§ Exercise prompt:
The data below should be restated word for word, with every picture omitted.

╭──

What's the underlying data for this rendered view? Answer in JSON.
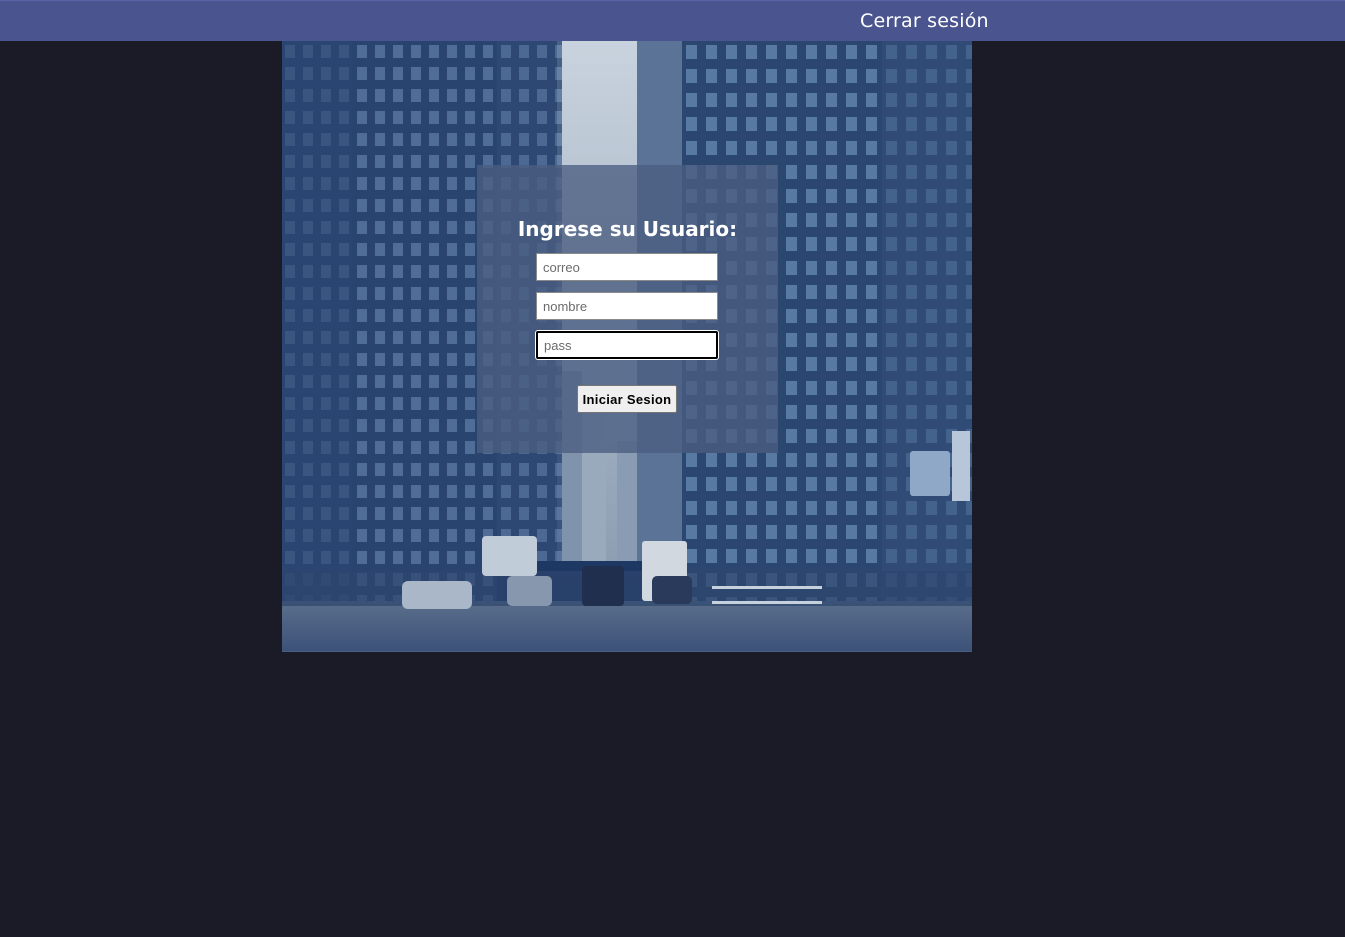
{
  "header": {
    "logout_label": "Cerrar sesión"
  },
  "hero": {
    "image_icon": "city-street-photo"
  },
  "login": {
    "title": "Ingrese su Usuario:",
    "email_placeholder": "correo",
    "email_value": "",
    "name_placeholder": "nombre",
    "name_value": "",
    "pass_placeholder": "pass",
    "pass_value": "",
    "submit_label": "Iniciar Sesion"
  },
  "colors": {
    "topbar": "#4a5590",
    "page_background": "#1b1b28",
    "panel": "#4a5e80"
  }
}
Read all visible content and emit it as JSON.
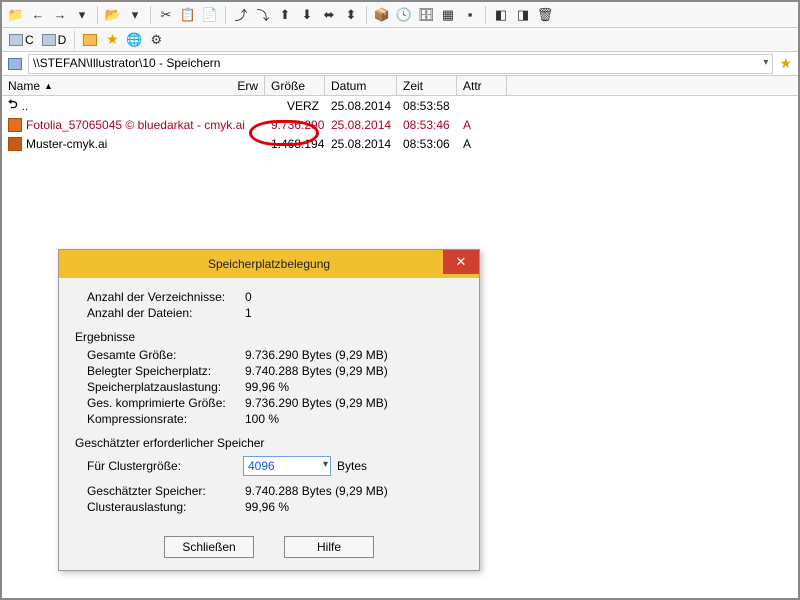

╰──

§ Task result:
What's the underlying data for this rendered view? Answer in JSON.
{
  "header": {
    "logout_label": "Cerrar sesión"
  },
  "hero": {
    "image_icon": "city-street-photo"
  },
  "login": {
    "title": "Ingrese su Usuario:",
    "email_placeholder": "correo",
    "email_value": "",
    "name_placeholder": "nombre",
    "name_value": "",
    "pass_placeholder": "pass",
    "pass_value": "",
    "submit_label": "Iniciar Sesion"
  },
  "colors": {
    "topbar": "#4a5590",
    "page_background": "#1b1b28",
    "panel": "#4a5e80"
  }
}
Read all visible content and emit it as JSON.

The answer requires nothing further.